• _Dataset entries_

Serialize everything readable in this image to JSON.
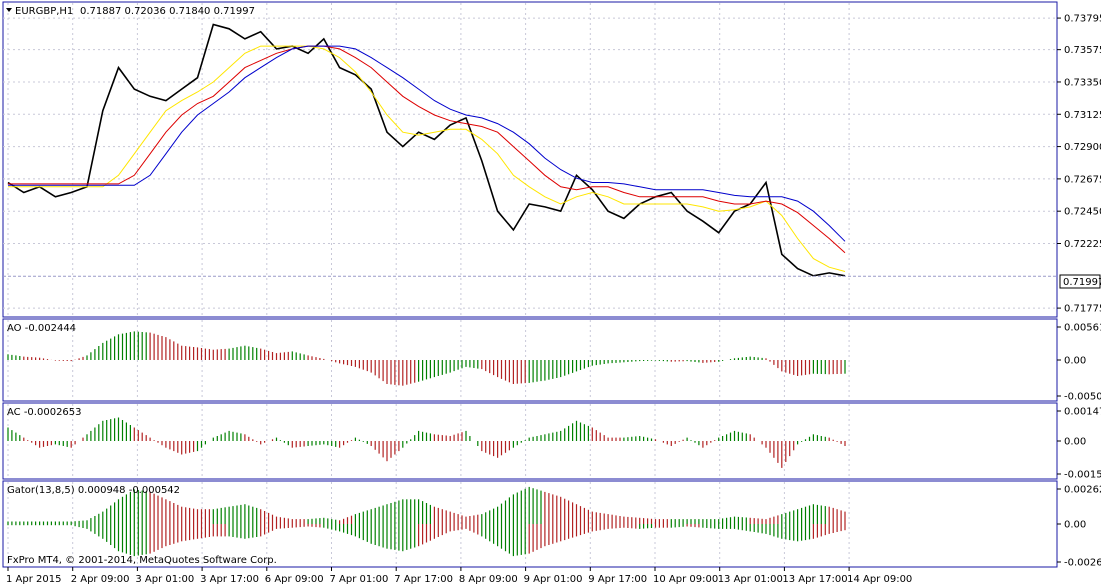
{
  "header": {
    "symbol_label": "EURGBP,H1",
    "ohlc_label": "0.71887 0.72036 0.71840 0.71997"
  },
  "credit": "FxPro MT4, © 2001-2014, MetaQuotes Software Corp.",
  "colors": {
    "bull_bar": "#008000",
    "bear_bar": "#b22222",
    "jaw": "#0000cc",
    "teeth": "#dd0000",
    "lips": "#ffe600",
    "price": "#000000",
    "frame": "#1a1aa6",
    "grid": "#c8c8d8"
  },
  "chart_data": [
    {
      "type": "line",
      "pane": "price",
      "y_ticks": [
        "0.73795",
        "0.73575",
        "0.73350",
        "0.73125",
        "0.72900",
        "0.72675",
        "0.72450",
        "0.72225",
        "0.71775"
      ],
      "ylim": [
        0.7172,
        0.739
      ],
      "current_price": "0.71997",
      "x_labels": [
        "1 Apr 2015",
        "2 Apr 09:00",
        "3 Apr 01:00",
        "3 Apr 17:00",
        "6 Apr 09:00",
        "7 Apr 01:00",
        "7 Apr 17:00",
        "8 Apr 09:00",
        "9 Apr 01:00",
        "9 Apr 17:00",
        "10 Apr 09:00",
        "13 Apr 01:00",
        "13 Apr 17:00",
        "14 Apr 09:00"
      ],
      "series": [
        {
          "name": "",
          "values": [
            0.7265,
            0.7258,
            0.7262,
            0.7255,
            0.7258,
            0.7262,
            0.7315,
            0.7345,
            0.733,
            0.7325,
            0.7322,
            0.733,
            0.7338,
            0.7375,
            0.7372,
            0.7365,
            0.737,
            0.7358,
            0.736,
            0.7355,
            0.7365,
            0.7345,
            0.734,
            0.733,
            0.73,
            0.729,
            0.73,
            0.7295,
            0.7305,
            0.731,
            0.728,
            0.7245,
            0.7232,
            0.725,
            0.7248,
            0.7245,
            0.727,
            0.726,
            0.7245,
            0.724,
            0.725,
            0.7255,
            0.7258,
            0.7245,
            0.7238,
            0.723,
            0.7245,
            0.725,
            0.7265,
            0.7215,
            0.7205,
            0.72,
            0.7202,
            0.72
          ]
        },
        {
          "name": "",
          "values": [
            0.7262,
            0.7262,
            0.7262,
            0.7262,
            0.7262,
            0.7262,
            0.7262,
            0.727,
            0.7285,
            0.73,
            0.7315,
            0.7322,
            0.7328,
            0.7335,
            0.7345,
            0.7355,
            0.736,
            0.736,
            0.736,
            0.736,
            0.7358,
            0.7352,
            0.7342,
            0.7328,
            0.7312,
            0.73,
            0.7298,
            0.73,
            0.7302,
            0.7302,
            0.7295,
            0.7285,
            0.727,
            0.7262,
            0.7255,
            0.725,
            0.7255,
            0.7258,
            0.7255,
            0.725,
            0.725,
            0.725,
            0.725,
            0.725,
            0.7248,
            0.7245,
            0.7246,
            0.7248,
            0.7252,
            0.7242,
            0.7226,
            0.7212,
            0.7206,
            0.7203
          ]
        },
        {
          "name": "",
          "values": [
            0.7264,
            0.7264,
            0.7264,
            0.7264,
            0.7264,
            0.7264,
            0.7264,
            0.7264,
            0.727,
            0.7285,
            0.73,
            0.7312,
            0.732,
            0.7325,
            0.7335,
            0.7345,
            0.735,
            0.7355,
            0.7358,
            0.736,
            0.736,
            0.7358,
            0.7352,
            0.7345,
            0.7335,
            0.7325,
            0.7318,
            0.7312,
            0.7308,
            0.7306,
            0.7304,
            0.73,
            0.729,
            0.728,
            0.727,
            0.7262,
            0.726,
            0.7262,
            0.7262,
            0.7258,
            0.7255,
            0.7255,
            0.7255,
            0.7255,
            0.7255,
            0.7252,
            0.725,
            0.725,
            0.7252,
            0.725,
            0.7244,
            0.7235,
            0.7226,
            0.7216
          ]
        },
        {
          "name": "",
          "values": [
            0.7263,
            0.7263,
            0.7263,
            0.7263,
            0.7263,
            0.7263,
            0.7263,
            0.7263,
            0.7263,
            0.727,
            0.7285,
            0.73,
            0.7312,
            0.732,
            0.7328,
            0.7338,
            0.7345,
            0.7352,
            0.7358,
            0.736,
            0.736,
            0.736,
            0.7358,
            0.7352,
            0.7345,
            0.7338,
            0.733,
            0.7322,
            0.7316,
            0.7312,
            0.731,
            0.7306,
            0.73,
            0.7292,
            0.7282,
            0.7274,
            0.7268,
            0.7265,
            0.7265,
            0.7264,
            0.7262,
            0.726,
            0.726,
            0.726,
            0.726,
            0.7258,
            0.7256,
            0.7255,
            0.7255,
            0.7255,
            0.7252,
            0.7245,
            0.7235,
            0.7224
          ]
        }
      ]
    },
    {
      "type": "bar",
      "pane": "ao",
      "title": "AO -0.002444",
      "y_ticks": [
        "0.005611",
        "0.00",
        "-0.005023"
      ],
      "ylim": [
        -0.007,
        0.007
      ],
      "values": [
        0.001,
        0.0006,
        0.0004,
        -0.0001,
        -0.0002,
        0.0008,
        0.003,
        0.0045,
        0.005,
        0.0048,
        0.004,
        0.0025,
        0.0022,
        0.0018,
        0.002,
        0.0025,
        0.002,
        0.0012,
        0.0015,
        0.0008,
        0.0002,
        -0.0006,
        -0.0012,
        -0.0022,
        -0.0042,
        -0.0045,
        -0.0038,
        -0.003,
        -0.0022,
        -0.0012,
        -0.0016,
        -0.003,
        -0.0042,
        -0.004,
        -0.0036,
        -0.003,
        -0.002,
        -0.001,
        -0.0006,
        -0.0004,
        -0.0002,
        -0.0001,
        -0.0003,
        -0.0002,
        -0.0005,
        -0.0003,
        0.0003,
        0.0006,
        0.0003,
        -0.002,
        -0.0028,
        -0.0024,
        -0.0025,
        -0.0024
      ]
    },
    {
      "type": "bar",
      "pane": "ac",
      "title": "AC -0.0002653",
      "y_ticks": [
        "0.001471",
        "0.00",
        "-0.001542"
      ],
      "ylim": [
        -0.0022,
        0.0022
      ],
      "values": [
        0.0008,
        0.0002,
        -0.0004,
        -0.0002,
        -0.0004,
        0.0004,
        0.0012,
        0.0014,
        0.0008,
        0.0002,
        -0.0004,
        -0.0008,
        -0.0006,
        0.0002,
        0.0006,
        0.0004,
        -0.0002,
        0.0002,
        -0.0004,
        -0.0003,
        -0.0002,
        -0.0004,
        0.0002,
        -0.0003,
        -0.0012,
        -0.0004,
        0.0006,
        0.0004,
        0.0003,
        0.0006,
        -0.0006,
        -0.001,
        -0.0004,
        0.0002,
        0.0004,
        0.0006,
        0.0012,
        0.0008,
        0.0002,
        0.0002,
        0.0003,
        0.0001,
        -0.0003,
        0.0002,
        -0.0004,
        0.0002,
        0.0006,
        0.0004,
        -0.0004,
        -0.0016,
        -0.0002,
        0.0004,
        0.0002,
        -0.0003
      ]
    },
    {
      "type": "bar",
      "pane": "gator",
      "title": "Gator(13,8,5) 0.000948 -0.000542",
      "y_ticks": [
        "0.002623",
        "0.00",
        "-0.002651"
      ],
      "ylim": [
        -0.0034,
        0.0034
      ],
      "upper": [
        0.0002,
        0.0002,
        0.0002,
        0.0002,
        0.0002,
        0.0003,
        0.001,
        0.002,
        0.0028,
        0.0026,
        0.002,
        0.0014,
        0.0012,
        0.0012,
        0.0014,
        0.0016,
        0.0012,
        0.0006,
        0.0004,
        0.0004,
        0.0005,
        0.0003,
        0.0008,
        0.0012,
        0.0016,
        0.002,
        0.002,
        0.0014,
        0.001,
        0.0006,
        0.0008,
        0.0014,
        0.0024,
        0.003,
        0.0026,
        0.0022,
        0.0016,
        0.001,
        0.0008,
        0.0006,
        0.0005,
        0.0004,
        0.0004,
        0.0004,
        0.0004,
        0.0004,
        0.0006,
        0.0005,
        0.0004,
        0.0008,
        0.0012,
        0.0016,
        0.0014,
        0.001
      ],
      "lower": [
        -0.0001,
        -0.0001,
        -0.0001,
        -0.0001,
        -0.0001,
        -0.0004,
        -0.0012,
        -0.0022,
        -0.0026,
        -0.0024,
        -0.0018,
        -0.0014,
        -0.0012,
        -0.001,
        -0.001,
        -0.0012,
        -0.001,
        -0.0004,
        -0.0003,
        -0.0002,
        -0.0003,
        -0.0006,
        -0.001,
        -0.0016,
        -0.002,
        -0.0022,
        -0.0018,
        -0.0012,
        -0.0006,
        -0.0004,
        -0.001,
        -0.0018,
        -0.0026,
        -0.0024,
        -0.0018,
        -0.0014,
        -0.001,
        -0.0006,
        -0.0004,
        -0.0003,
        -0.0004,
        -0.0003,
        -0.0003,
        -0.0002,
        -0.0003,
        -0.0004,
        -0.0004,
        -0.0006,
        -0.0008,
        -0.0012,
        -0.0014,
        -0.0012,
        -0.0008,
        -0.0005
      ]
    }
  ]
}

• _Your objective_
Among the lines of the material above, how many include the string "title"? Report only that number.

• _Response to this exercise_
3